- [GIVEN INSTRUCTION]:
Repeat the full listing below verbatim and keep the images out.

- [AVAILABLE DATA]:
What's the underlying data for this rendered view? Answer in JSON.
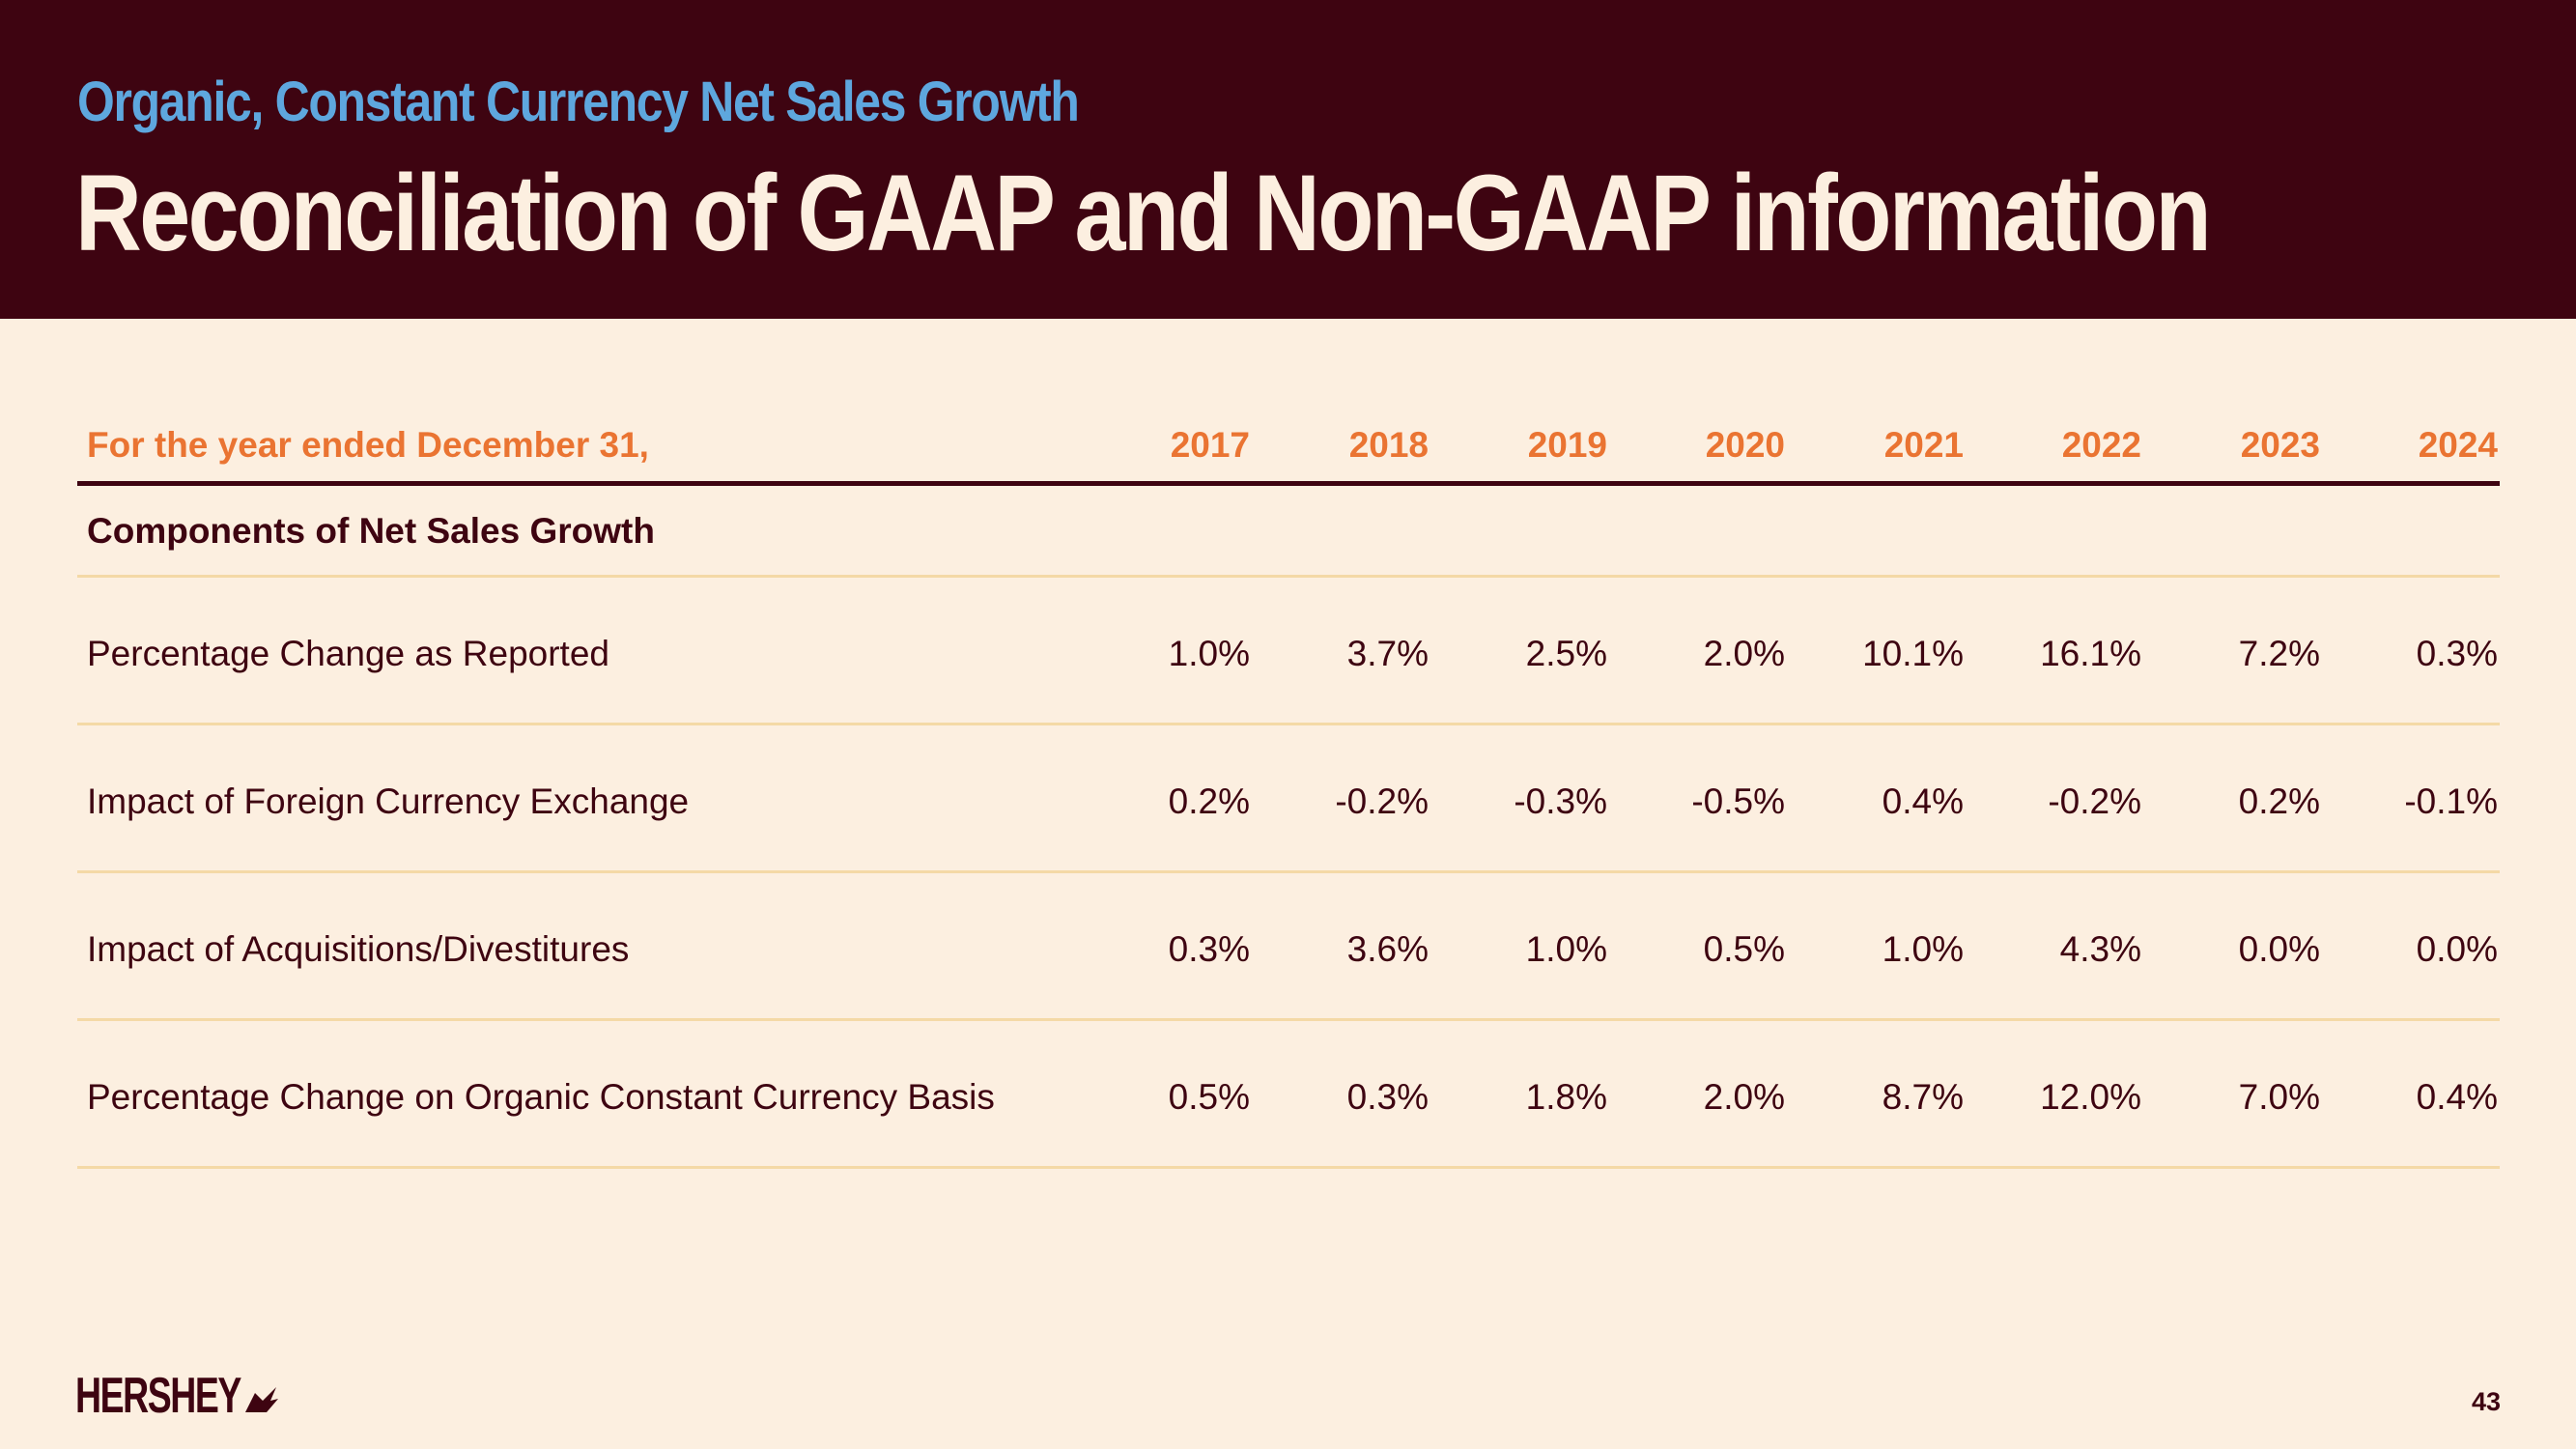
{
  "header": {
    "subtitle": "Organic, Constant Currency Net Sales Growth",
    "title": "Reconciliation of GAAP and Non-GAAP information"
  },
  "table": {
    "row_header_label": "For the year ended December 31,",
    "years": [
      "2017",
      "2018",
      "2019",
      "2020",
      "2021",
      "2022",
      "2023",
      "2024"
    ],
    "section_label": "Components of Net Sales Growth",
    "rows": [
      {
        "label": "Percentage Change as Reported",
        "values": [
          "1.0%",
          "3.7%",
          "2.5%",
          "2.0%",
          "10.1%",
          "16.1%",
          "7.2%",
          "0.3%"
        ]
      },
      {
        "label": "Impact of Foreign Currency Exchange",
        "values": [
          "0.2%",
          "-0.2%",
          "-0.3%",
          "-0.5%",
          "0.4%",
          "-0.2%",
          "0.2%",
          "-0.1%"
        ]
      },
      {
        "label": "Impact of Acquisitions/Divestitures",
        "values": [
          "0.3%",
          "3.6%",
          "1.0%",
          "0.5%",
          "1.0%",
          "4.3%",
          "0.0%",
          "0.0%"
        ]
      },
      {
        "label": "Percentage Change on Organic Constant Currency Basis",
        "values": [
          "0.5%",
          "0.3%",
          "1.8%",
          "2.0%",
          "8.7%",
          "12.0%",
          "7.0%",
          "0.4%"
        ]
      }
    ]
  },
  "footer": {
    "logo_text": "HERSHEY",
    "page_number": "43"
  },
  "colors": {
    "header_bg": "#3e0411",
    "page_bg": "#fcefe0",
    "subtitle": "#5ea7de",
    "column_header": "#ea7432",
    "row_divider": "#f4d9a6"
  }
}
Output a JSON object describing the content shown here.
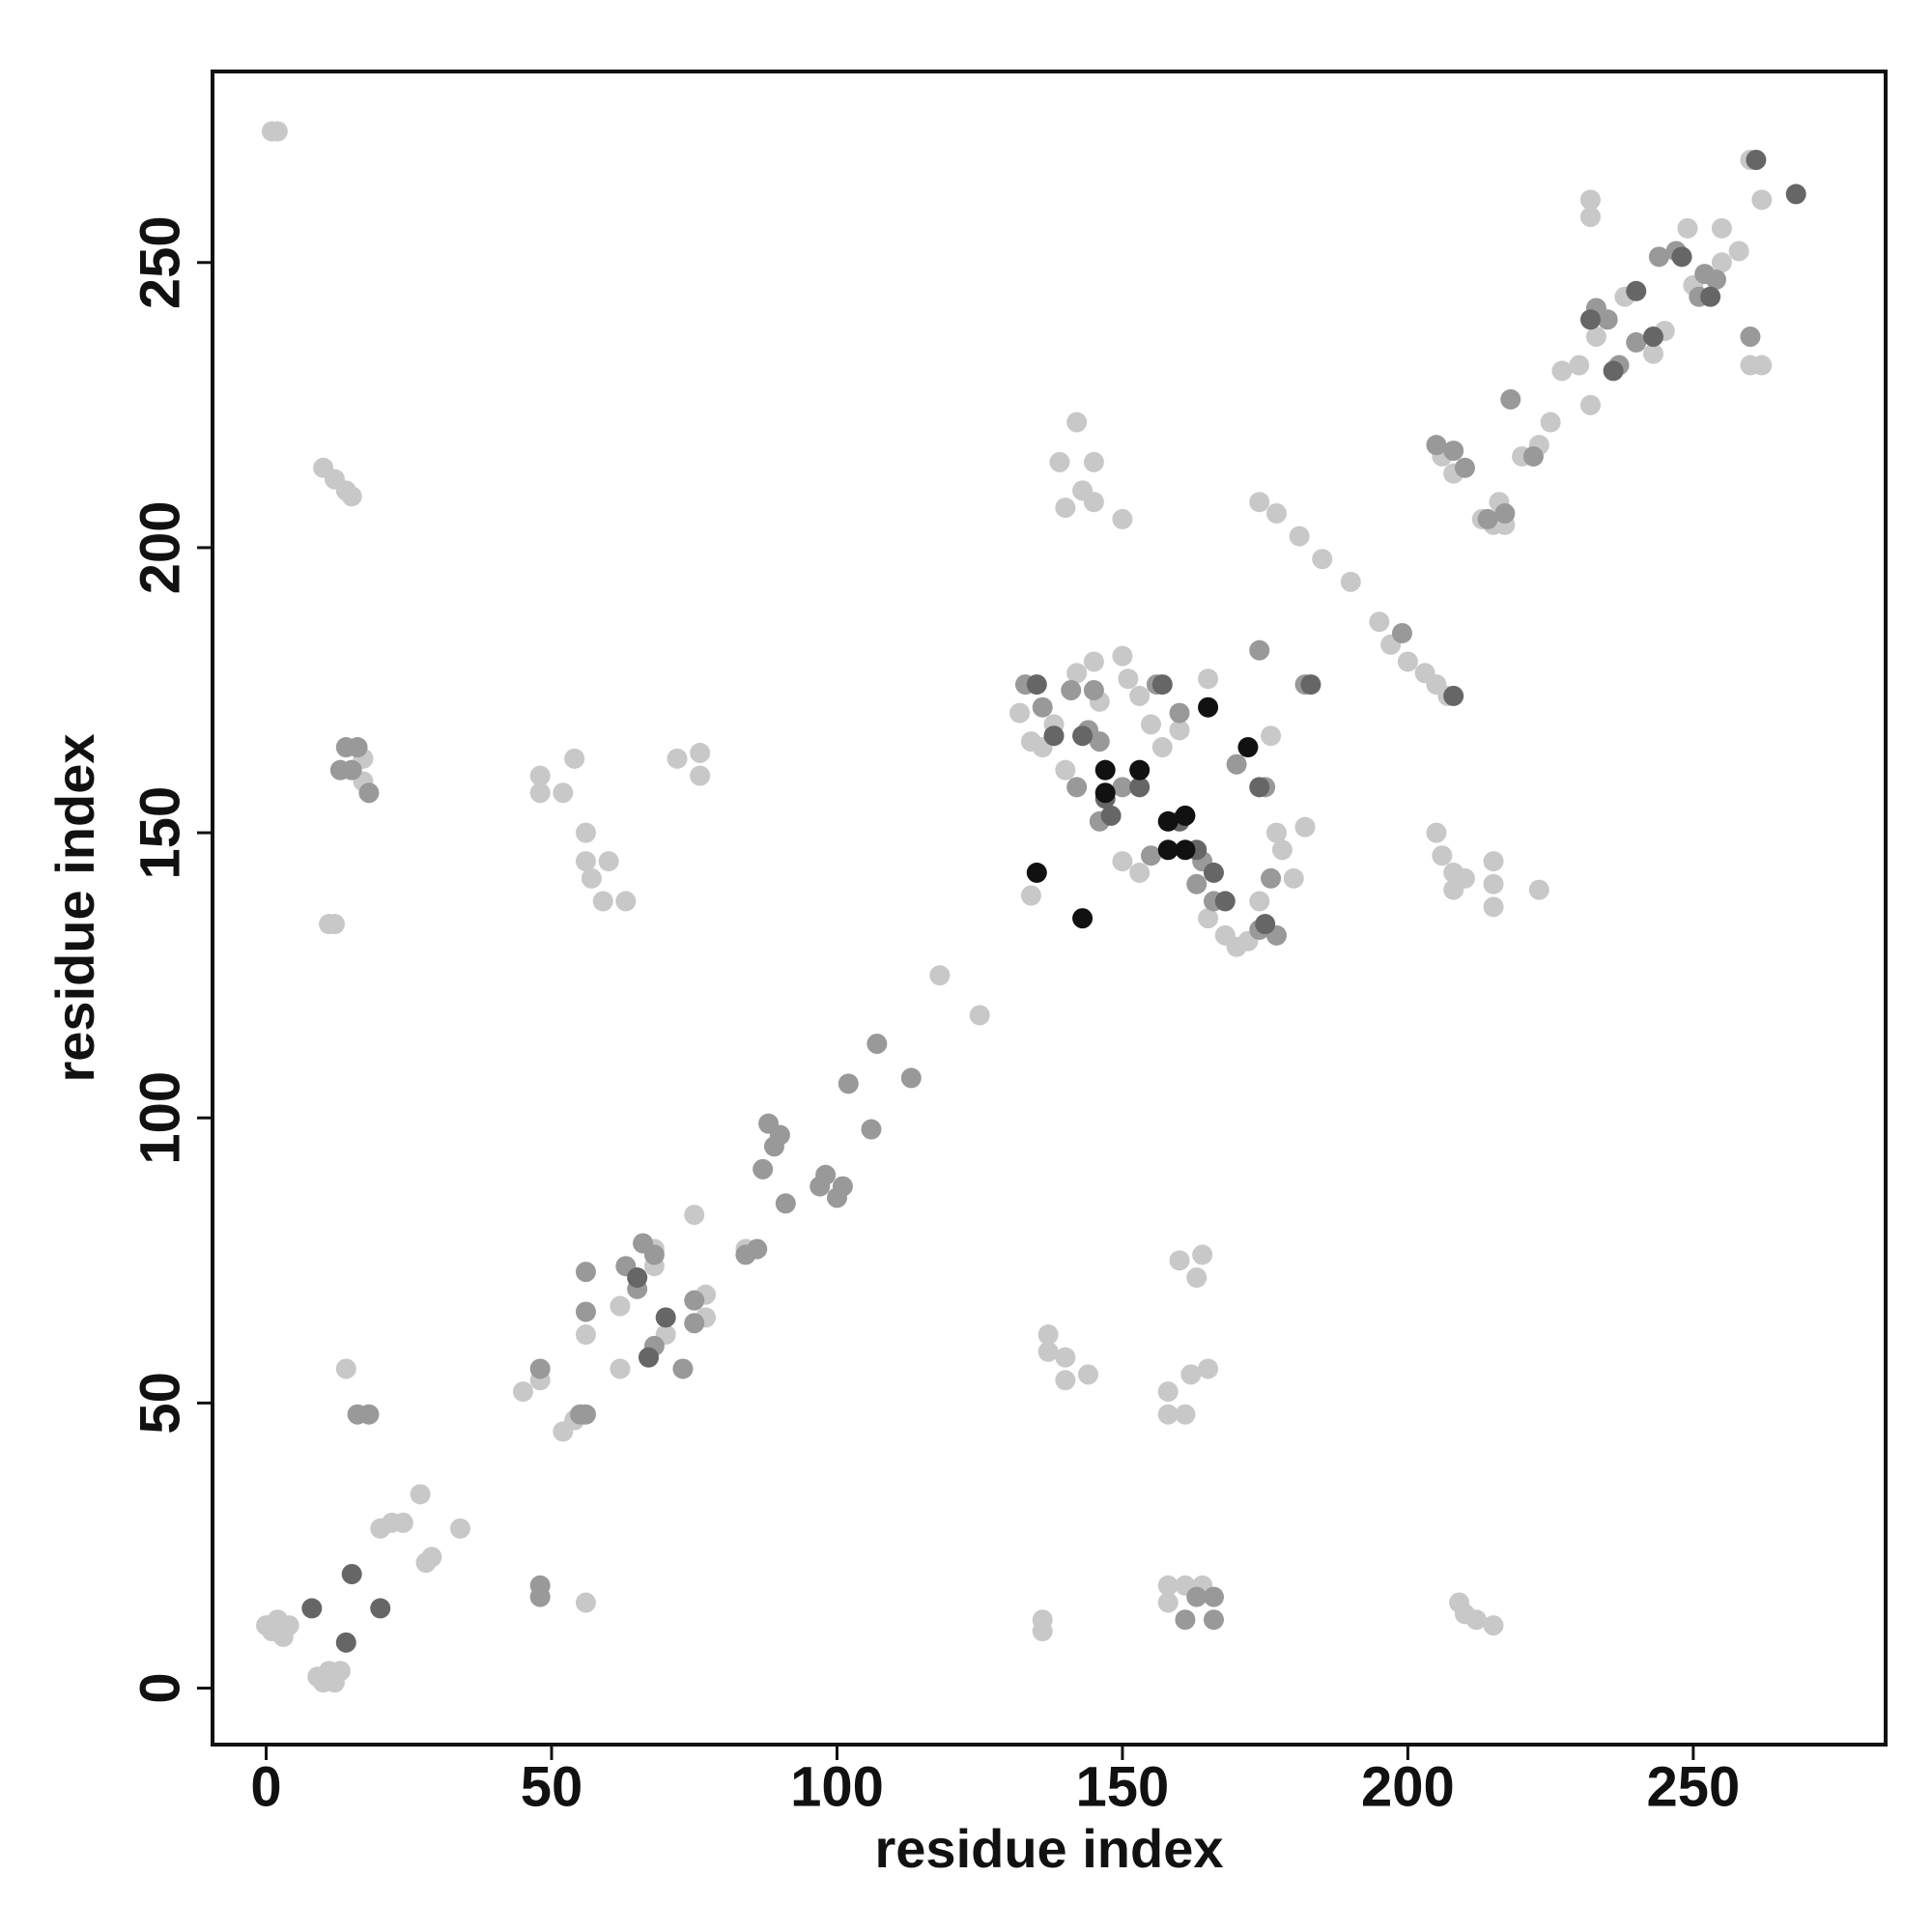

- [WRITTEN REPLY]:
What's the underlying data for this rendered view? Answer in JSON.
{
  "header": {
    "subtitle": "Organic, Constant Currency Net Sales Growth",
    "title": "Reconciliation of GAAP and Non-GAAP information"
  },
  "table": {
    "row_header_label": "For the year ended December 31,",
    "years": [
      "2017",
      "2018",
      "2019",
      "2020",
      "2021",
      "2022",
      "2023",
      "2024"
    ],
    "section_label": "Components of Net Sales Growth",
    "rows": [
      {
        "label": "Percentage Change as Reported",
        "values": [
          "1.0%",
          "3.7%",
          "2.5%",
          "2.0%",
          "10.1%",
          "16.1%",
          "7.2%",
          "0.3%"
        ]
      },
      {
        "label": "Impact of Foreign Currency Exchange",
        "values": [
          "0.2%",
          "-0.2%",
          "-0.3%",
          "-0.5%",
          "0.4%",
          "-0.2%",
          "0.2%",
          "-0.1%"
        ]
      },
      {
        "label": "Impact of Acquisitions/Divestitures",
        "values": [
          "0.3%",
          "3.6%",
          "1.0%",
          "0.5%",
          "1.0%",
          "4.3%",
          "0.0%",
          "0.0%"
        ]
      },
      {
        "label": "Percentage Change on Organic Constant Currency Basis",
        "values": [
          "0.5%",
          "0.3%",
          "1.8%",
          "2.0%",
          "8.7%",
          "12.0%",
          "7.0%",
          "0.4%"
        ]
      }
    ]
  },
  "footer": {
    "logo_text": "HERSHEY",
    "page_number": "43"
  },
  "colors": {
    "header_bg": "#3e0411",
    "page_bg": "#fcefe0",
    "subtitle": "#5ea7de",
    "column_header": "#ea7432",
    "row_divider": "#f4d9a6"
  }
}
Output a JSON object describing the content shown here.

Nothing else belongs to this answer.